■ Written instruction: Take the line containing "Parse this screenshot: output" and every line after it to the end of the material below; reproduce them exactly, without pictures.

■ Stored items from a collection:
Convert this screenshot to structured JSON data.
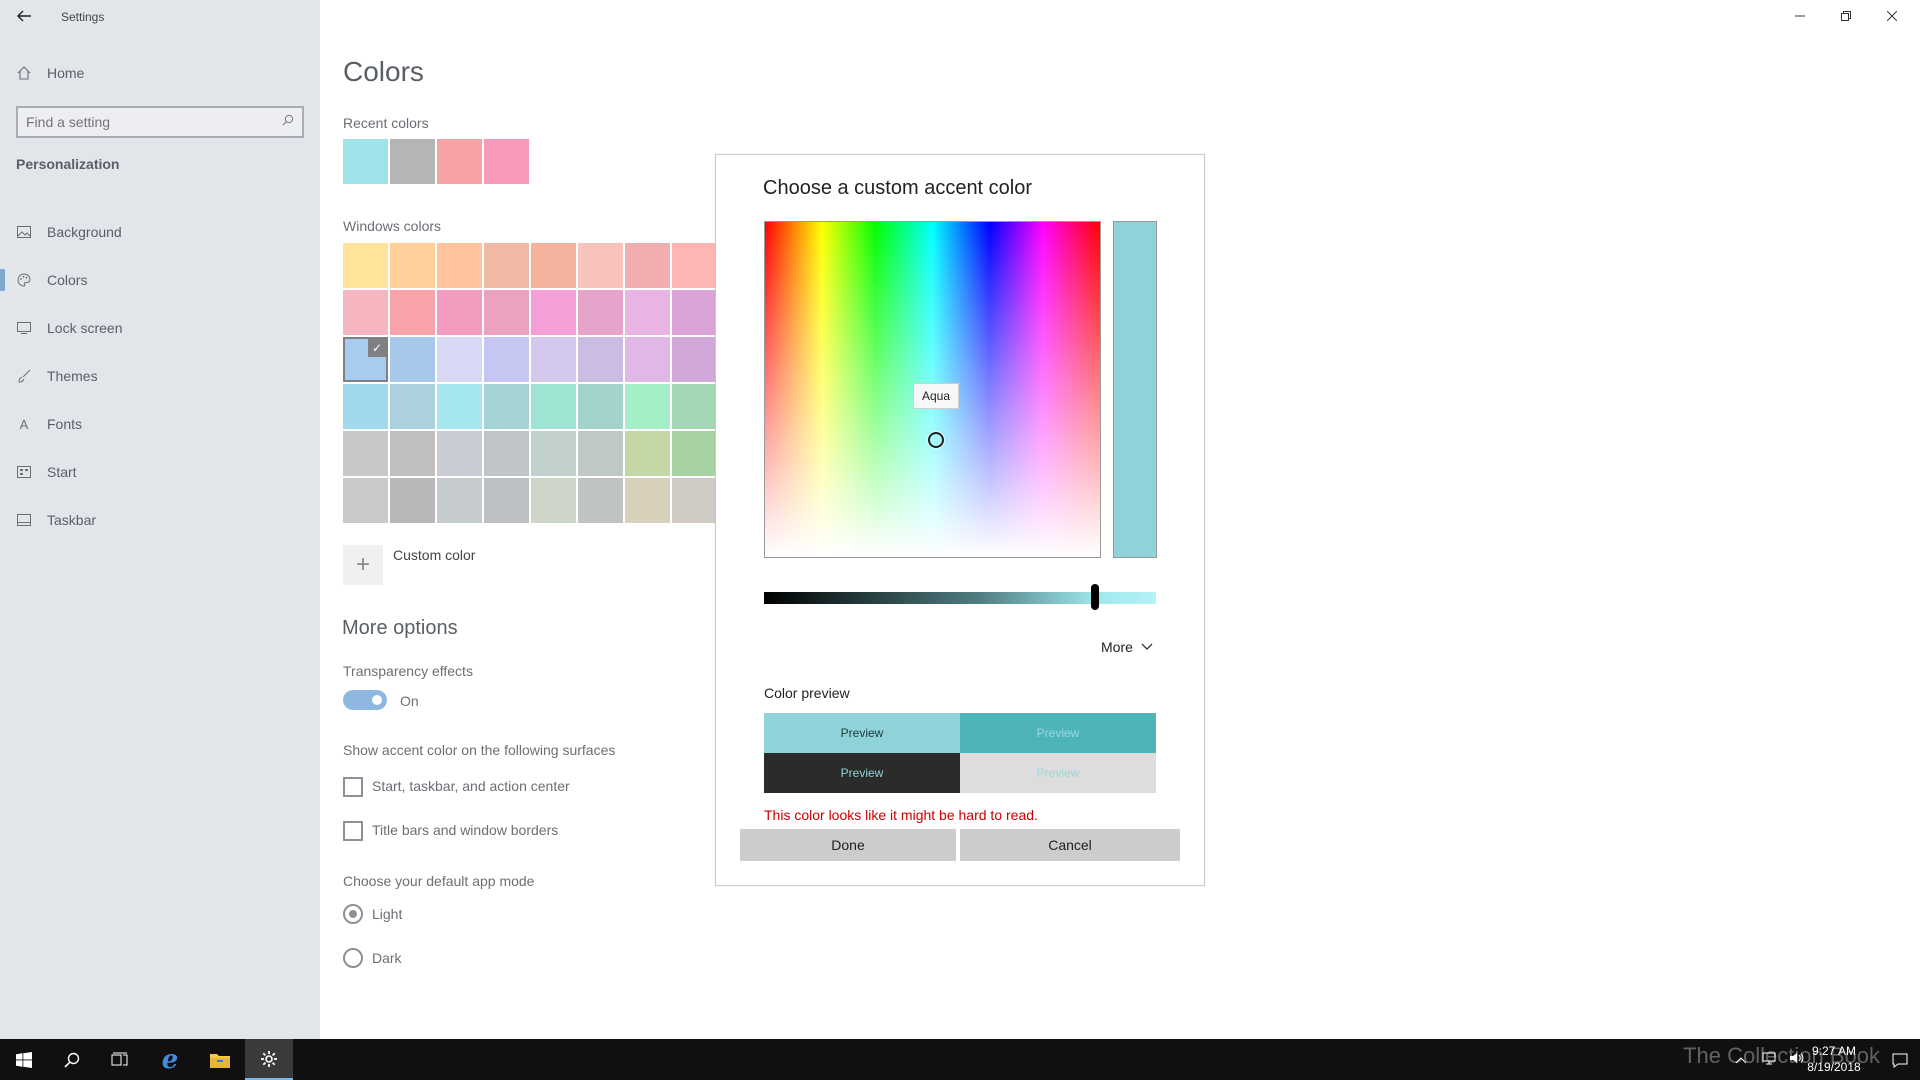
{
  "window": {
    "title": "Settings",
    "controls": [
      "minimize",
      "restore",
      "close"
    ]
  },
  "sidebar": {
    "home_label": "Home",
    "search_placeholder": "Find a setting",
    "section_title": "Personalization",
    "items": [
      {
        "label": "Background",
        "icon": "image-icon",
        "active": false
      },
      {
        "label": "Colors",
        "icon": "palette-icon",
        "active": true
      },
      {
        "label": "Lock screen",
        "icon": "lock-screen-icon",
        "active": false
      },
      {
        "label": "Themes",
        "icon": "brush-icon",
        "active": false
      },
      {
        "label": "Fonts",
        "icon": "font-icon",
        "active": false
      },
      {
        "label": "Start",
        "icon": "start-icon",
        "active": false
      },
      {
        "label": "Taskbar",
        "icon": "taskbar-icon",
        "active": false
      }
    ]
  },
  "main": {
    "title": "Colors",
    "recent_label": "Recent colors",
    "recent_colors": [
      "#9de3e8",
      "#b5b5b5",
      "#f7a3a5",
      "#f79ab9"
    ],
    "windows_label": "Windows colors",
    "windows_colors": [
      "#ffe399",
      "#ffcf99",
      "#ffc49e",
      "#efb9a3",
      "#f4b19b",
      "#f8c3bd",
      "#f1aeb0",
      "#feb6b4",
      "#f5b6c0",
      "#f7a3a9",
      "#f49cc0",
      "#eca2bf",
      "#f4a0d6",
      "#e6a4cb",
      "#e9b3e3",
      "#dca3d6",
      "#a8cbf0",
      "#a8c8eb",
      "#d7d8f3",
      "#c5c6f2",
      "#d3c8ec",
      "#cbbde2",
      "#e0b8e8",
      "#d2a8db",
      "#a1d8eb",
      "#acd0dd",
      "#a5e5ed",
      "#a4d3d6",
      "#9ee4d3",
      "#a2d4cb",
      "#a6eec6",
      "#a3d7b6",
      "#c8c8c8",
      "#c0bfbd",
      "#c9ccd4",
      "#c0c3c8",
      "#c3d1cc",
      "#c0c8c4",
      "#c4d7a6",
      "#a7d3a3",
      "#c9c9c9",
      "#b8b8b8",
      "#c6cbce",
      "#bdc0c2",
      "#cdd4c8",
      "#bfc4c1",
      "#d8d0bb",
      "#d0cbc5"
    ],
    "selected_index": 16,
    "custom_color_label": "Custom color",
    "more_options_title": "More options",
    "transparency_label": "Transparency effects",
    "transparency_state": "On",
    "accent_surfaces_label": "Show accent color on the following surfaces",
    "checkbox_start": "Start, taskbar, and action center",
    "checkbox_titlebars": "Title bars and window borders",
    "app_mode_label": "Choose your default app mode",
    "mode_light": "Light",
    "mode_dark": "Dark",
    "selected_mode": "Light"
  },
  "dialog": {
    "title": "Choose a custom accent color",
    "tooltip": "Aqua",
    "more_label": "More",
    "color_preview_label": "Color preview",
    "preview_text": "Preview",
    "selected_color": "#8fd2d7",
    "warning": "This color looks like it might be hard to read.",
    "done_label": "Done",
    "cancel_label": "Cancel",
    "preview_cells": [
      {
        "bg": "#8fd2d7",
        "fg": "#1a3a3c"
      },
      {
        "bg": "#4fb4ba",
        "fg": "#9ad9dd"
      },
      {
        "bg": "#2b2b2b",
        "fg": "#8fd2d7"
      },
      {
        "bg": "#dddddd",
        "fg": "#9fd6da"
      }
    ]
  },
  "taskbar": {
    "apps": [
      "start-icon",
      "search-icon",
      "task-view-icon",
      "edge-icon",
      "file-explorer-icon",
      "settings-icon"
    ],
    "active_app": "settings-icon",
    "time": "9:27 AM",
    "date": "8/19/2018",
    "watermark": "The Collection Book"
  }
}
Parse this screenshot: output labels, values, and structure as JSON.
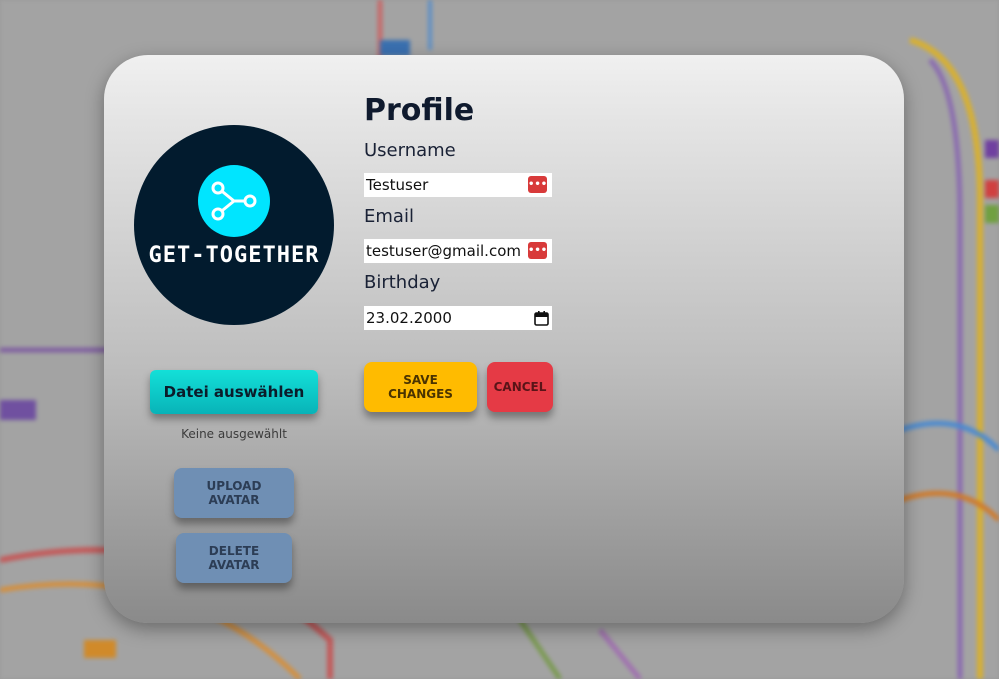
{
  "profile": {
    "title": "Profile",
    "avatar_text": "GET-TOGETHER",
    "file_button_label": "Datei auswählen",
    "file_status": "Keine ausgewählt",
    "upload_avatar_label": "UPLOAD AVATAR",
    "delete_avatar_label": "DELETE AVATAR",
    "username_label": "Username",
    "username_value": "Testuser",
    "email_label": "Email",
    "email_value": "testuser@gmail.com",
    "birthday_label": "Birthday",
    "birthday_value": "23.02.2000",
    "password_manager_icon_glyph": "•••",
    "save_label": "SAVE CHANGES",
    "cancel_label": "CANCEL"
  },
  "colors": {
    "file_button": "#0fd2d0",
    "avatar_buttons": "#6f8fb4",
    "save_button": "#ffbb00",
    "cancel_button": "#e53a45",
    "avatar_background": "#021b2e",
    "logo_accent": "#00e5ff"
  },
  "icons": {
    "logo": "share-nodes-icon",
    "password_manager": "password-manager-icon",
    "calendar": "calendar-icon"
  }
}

■ Output below:
Parse this screenshot: output labels, values, and structure as JSON.
{
  "profile": {
    "title": "Profile",
    "avatar_text": "GET-TOGETHER",
    "file_button_label": "Datei auswählen",
    "file_status": "Keine ausgewählt",
    "upload_avatar_label": "UPLOAD AVATAR",
    "delete_avatar_label": "DELETE AVATAR",
    "username_label": "Username",
    "username_value": "Testuser",
    "email_label": "Email",
    "email_value": "testuser@gmail.com",
    "birthday_label": "Birthday",
    "birthday_value": "23.02.2000",
    "password_manager_icon_glyph": "•••",
    "save_label": "SAVE CHANGES",
    "cancel_label": "CANCEL"
  },
  "colors": {
    "file_button": "#0fd2d0",
    "avatar_buttons": "#6f8fb4",
    "save_button": "#ffbb00",
    "cancel_button": "#e53a45",
    "avatar_background": "#021b2e",
    "logo_accent": "#00e5ff"
  },
  "icons": {
    "logo": "share-nodes-icon",
    "password_manager": "password-manager-icon",
    "calendar": "calendar-icon"
  }
}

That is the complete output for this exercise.